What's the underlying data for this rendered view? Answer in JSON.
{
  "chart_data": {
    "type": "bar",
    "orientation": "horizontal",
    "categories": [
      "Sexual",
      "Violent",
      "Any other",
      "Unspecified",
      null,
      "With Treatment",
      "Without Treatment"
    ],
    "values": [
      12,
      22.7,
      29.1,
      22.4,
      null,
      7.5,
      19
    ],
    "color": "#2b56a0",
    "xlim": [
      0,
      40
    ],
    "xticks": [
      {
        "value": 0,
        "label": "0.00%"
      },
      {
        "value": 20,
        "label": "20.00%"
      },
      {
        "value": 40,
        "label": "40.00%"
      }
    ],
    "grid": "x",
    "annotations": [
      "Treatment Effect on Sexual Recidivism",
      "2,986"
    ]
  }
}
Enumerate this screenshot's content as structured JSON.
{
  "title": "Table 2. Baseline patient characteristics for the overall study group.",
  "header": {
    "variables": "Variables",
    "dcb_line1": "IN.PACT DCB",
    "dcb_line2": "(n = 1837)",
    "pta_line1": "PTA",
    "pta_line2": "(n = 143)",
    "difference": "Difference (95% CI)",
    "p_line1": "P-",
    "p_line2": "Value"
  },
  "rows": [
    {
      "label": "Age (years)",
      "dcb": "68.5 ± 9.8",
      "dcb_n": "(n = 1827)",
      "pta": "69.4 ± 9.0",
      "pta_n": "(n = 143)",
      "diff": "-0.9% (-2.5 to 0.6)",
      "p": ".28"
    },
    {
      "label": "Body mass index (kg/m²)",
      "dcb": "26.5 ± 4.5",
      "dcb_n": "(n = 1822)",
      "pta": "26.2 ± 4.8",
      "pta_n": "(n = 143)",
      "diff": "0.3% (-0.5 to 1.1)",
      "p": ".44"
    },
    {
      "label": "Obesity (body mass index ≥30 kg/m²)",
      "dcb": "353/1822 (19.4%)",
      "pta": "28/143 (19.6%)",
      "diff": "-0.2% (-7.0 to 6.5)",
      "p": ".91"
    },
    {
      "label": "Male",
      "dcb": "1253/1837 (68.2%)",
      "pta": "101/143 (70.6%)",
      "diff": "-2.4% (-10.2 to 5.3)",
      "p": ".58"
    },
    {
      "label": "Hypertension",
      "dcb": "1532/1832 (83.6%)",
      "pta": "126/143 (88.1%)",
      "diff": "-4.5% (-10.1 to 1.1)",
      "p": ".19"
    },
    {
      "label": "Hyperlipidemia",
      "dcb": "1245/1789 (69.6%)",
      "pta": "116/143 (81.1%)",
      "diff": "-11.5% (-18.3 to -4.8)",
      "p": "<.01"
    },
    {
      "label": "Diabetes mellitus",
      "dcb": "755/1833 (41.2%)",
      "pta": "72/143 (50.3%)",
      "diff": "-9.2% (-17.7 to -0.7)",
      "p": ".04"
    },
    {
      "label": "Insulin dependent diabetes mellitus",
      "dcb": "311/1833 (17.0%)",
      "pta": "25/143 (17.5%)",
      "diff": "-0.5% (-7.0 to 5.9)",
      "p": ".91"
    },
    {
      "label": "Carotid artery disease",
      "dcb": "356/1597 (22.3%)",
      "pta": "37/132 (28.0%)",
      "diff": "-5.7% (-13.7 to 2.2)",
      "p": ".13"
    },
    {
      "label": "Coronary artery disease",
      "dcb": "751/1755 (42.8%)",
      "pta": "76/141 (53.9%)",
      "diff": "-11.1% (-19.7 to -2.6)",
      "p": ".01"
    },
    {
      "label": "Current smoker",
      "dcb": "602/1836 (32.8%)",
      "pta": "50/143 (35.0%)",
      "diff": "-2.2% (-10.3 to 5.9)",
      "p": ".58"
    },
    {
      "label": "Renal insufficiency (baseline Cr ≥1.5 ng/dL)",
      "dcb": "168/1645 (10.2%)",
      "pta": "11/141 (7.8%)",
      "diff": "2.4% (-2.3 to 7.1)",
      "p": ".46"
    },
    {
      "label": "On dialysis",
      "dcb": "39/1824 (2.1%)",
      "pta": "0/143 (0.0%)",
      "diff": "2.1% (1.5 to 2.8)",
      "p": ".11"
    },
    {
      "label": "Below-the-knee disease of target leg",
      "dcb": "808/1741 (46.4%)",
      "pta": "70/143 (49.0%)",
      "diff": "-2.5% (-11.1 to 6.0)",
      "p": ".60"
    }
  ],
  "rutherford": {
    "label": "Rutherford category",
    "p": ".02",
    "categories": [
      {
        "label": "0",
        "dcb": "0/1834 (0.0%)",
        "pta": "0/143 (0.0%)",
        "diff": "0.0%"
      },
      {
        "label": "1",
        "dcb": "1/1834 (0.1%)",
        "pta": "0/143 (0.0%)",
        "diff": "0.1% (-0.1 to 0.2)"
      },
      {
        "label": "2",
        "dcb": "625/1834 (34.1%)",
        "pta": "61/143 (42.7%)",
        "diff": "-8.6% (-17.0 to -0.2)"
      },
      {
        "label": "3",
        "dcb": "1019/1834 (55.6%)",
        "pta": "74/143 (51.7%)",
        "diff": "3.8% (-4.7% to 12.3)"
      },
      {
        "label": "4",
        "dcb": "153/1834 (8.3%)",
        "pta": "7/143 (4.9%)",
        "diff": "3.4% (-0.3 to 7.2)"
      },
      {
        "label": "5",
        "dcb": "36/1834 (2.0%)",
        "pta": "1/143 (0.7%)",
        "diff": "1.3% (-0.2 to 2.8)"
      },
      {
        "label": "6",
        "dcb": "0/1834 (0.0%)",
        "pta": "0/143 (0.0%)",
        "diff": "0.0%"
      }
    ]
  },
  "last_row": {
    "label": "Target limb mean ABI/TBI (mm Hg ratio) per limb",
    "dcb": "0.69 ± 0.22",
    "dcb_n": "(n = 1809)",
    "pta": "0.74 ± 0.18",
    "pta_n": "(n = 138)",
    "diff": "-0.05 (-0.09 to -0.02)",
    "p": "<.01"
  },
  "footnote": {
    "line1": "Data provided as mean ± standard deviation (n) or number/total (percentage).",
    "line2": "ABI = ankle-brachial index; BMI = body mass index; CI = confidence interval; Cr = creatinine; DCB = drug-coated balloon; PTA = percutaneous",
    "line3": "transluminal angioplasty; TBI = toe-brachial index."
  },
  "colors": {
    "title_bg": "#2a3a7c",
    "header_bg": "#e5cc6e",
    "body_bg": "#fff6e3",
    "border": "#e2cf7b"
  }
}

○ ○ ○

* **TO DO**:
Can you give every line above again, exactly as written?

* **ANSWER**:
What's the underlying data for this rendered view? Answer in JSON.
{
  "chart_data": {
    "type": "bar",
    "orientation": "horizontal",
    "categories": [
      "Sexual",
      "Violent",
      "Any other",
      "Unspecified",
      null,
      "With Treatment",
      "Without Treatment"
    ],
    "values": [
      12,
      22.7,
      29.1,
      22.4,
      null,
      7.5,
      19
    ],
    "color": "#2b56a0",
    "xlim": [
      0,
      40
    ],
    "xticks": [
      {
        "value": 0,
        "label": "0.00%"
      },
      {
        "value": 20,
        "label": "20.00%"
      },
      {
        "value": 40,
        "label": "40.00%"
      }
    ],
    "grid": "x",
    "annotations": [
      "Treatment Effect on Sexual Recidivism",
      "2,986"
    ]
  }
}
Enumerate this screenshot's content as structured JSON.
{
  "title": "Table 2. Baseline patient characteristics for the overall study group.",
  "header": {
    "variables": "Variables",
    "dcb_line1": "IN.PACT DCB",
    "dcb_line2": "(n = 1837)",
    "pta_line1": "PTA",
    "pta_line2": "(n = 143)",
    "difference": "Difference (95% CI)",
    "p_line1": "P-",
    "p_line2": "Value"
  },
  "rows": [
    {
      "label": "Age (years)",
      "dcb": "68.5 ± 9.8",
      "dcb_n": "(n = 1827)",
      "pta": "69.4 ± 9.0",
      "pta_n": "(n = 143)",
      "diff": "-0.9% (-2.5 to 0.6)",
      "p": ".28"
    },
    {
      "label": "Body mass index (kg/m²)",
      "dcb": "26.5 ± 4.5",
      "dcb_n": "(n = 1822)",
      "pta": "26.2 ± 4.8",
      "pta_n": "(n = 143)",
      "diff": "0.3% (-0.5 to 1.1)",
      "p": ".44"
    },
    {
      "label": "Obesity (body mass index ≥30 kg/m²)",
      "dcb": "353/1822 (19.4%)",
      "pta": "28/143 (19.6%)",
      "diff": "-0.2% (-7.0 to 6.5)",
      "p": ".91"
    },
    {
      "label": "Male",
      "dcb": "1253/1837 (68.2%)",
      "pta": "101/143 (70.6%)",
      "diff": "-2.4% (-10.2 to 5.3)",
      "p": ".58"
    },
    {
      "label": "Hypertension",
      "dcb": "1532/1832 (83.6%)",
      "pta": "126/143 (88.1%)",
      "diff": "-4.5% (-10.1 to 1.1)",
      "p": ".19"
    },
    {
      "label": "Hyperlipidemia",
      "dcb": "1245/1789 (69.6%)",
      "pta": "116/143 (81.1%)",
      "diff": "-11.5% (-18.3 to -4.8)",
      "p": "<.01"
    },
    {
      "label": "Diabetes mellitus",
      "dcb": "755/1833 (41.2%)",
      "pta": "72/143 (50.3%)",
      "diff": "-9.2% (-17.7 to -0.7)",
      "p": ".04"
    },
    {
      "label": "Insulin dependent diabetes mellitus",
      "dcb": "311/1833 (17.0%)",
      "pta": "25/143 (17.5%)",
      "diff": "-0.5% (-7.0 to 5.9)",
      "p": ".91"
    },
    {
      "label": "Carotid artery disease",
      "dcb": "356/1597 (22.3%)",
      "pta": "37/132 (28.0%)",
      "diff": "-5.7% (-13.7 to 2.2)",
      "p": ".13"
    },
    {
      "label": "Coronary artery disease",
      "dcb": "751/1755 (42.8%)",
      "pta": "76/141 (53.9%)",
      "diff": "-11.1% (-19.7 to -2.6)",
      "p": ".01"
    },
    {
      "label": "Current smoker",
      "dcb": "602/1836 (32.8%)",
      "pta": "50/143 (35.0%)",
      "diff": "-2.2% (-10.3 to 5.9)",
      "p": ".58"
    },
    {
      "label": "Renal insufficiency (baseline Cr ≥1.5 ng/dL)",
      "dcb": "168/1645 (10.2%)",
      "pta": "11/141 (7.8%)",
      "diff": "2.4% (-2.3 to 7.1)",
      "p": ".46"
    },
    {
      "label": "On dialysis",
      "dcb": "39/1824 (2.1%)",
      "pta": "0/143 (0.0%)",
      "diff": "2.1% (1.5 to 2.8)",
      "p": ".11"
    },
    {
      "label": "Below-the-knee disease of target leg",
      "dcb": "808/1741 (46.4%)",
      "pta": "70/143 (49.0%)",
      "diff": "-2.5% (-11.1 to 6.0)",
      "p": ".60"
    }
  ],
  "rutherford": {
    "label": "Rutherford category",
    "p": ".02",
    "categories": [
      {
        "label": "0",
        "dcb": "0/1834 (0.0%)",
        "pta": "0/143 (0.0%)",
        "diff": "0.0%"
      },
      {
        "label": "1",
        "dcb": "1/1834 (0.1%)",
        "pta": "0/143 (0.0%)",
        "diff": "0.1% (-0.1 to 0.2)"
      },
      {
        "label": "2",
        "dcb": "625/1834 (34.1%)",
        "pta": "61/143 (42.7%)",
        "diff": "-8.6% (-17.0 to -0.2)"
      },
      {
        "label": "3",
        "dcb": "1019/1834 (55.6%)",
        "pta": "74/143 (51.7%)",
        "diff": "3.8% (-4.7% to 12.3)"
      },
      {
        "label": "4",
        "dcb": "153/1834 (8.3%)",
        "pta": "7/143 (4.9%)",
        "diff": "3.4% (-0.3 to 7.2)"
      },
      {
        "label": "5",
        "dcb": "36/1834 (2.0%)",
        "pta": "1/143 (0.7%)",
        "diff": "1.3% (-0.2 to 2.8)"
      },
      {
        "label": "6",
        "dcb": "0/1834 (0.0%)",
        "pta": "0/143 (0.0%)",
        "diff": "0.0%"
      }
    ]
  },
  "last_row": {
    "label": "Target limb mean ABI/TBI (mm Hg ratio) per limb",
    "dcb": "0.69 ± 0.22",
    "dcb_n": "(n = 1809)",
    "pta": "0.74 ± 0.18",
    "pta_n": "(n = 138)",
    "diff": "-0.05 (-0.09 to -0.02)",
    "p": "<.01"
  },
  "footnote": {
    "line1": "Data provided as mean ± standard deviation (n) or number/total (percentage).",
    "line2": "ABI = ankle-brachial index; BMI = body mass index; CI = confidence interval; Cr = creatinine; DCB = drug-coated balloon; PTA = percutaneous",
    "line3": "transluminal angioplasty; TBI = toe-brachial index."
  },
  "colors": {
    "title_bg": "#2a3a7c",
    "header_bg": "#e5cc6e",
    "body_bg": "#fff6e3",
    "border": "#e2cf7b"
  }
}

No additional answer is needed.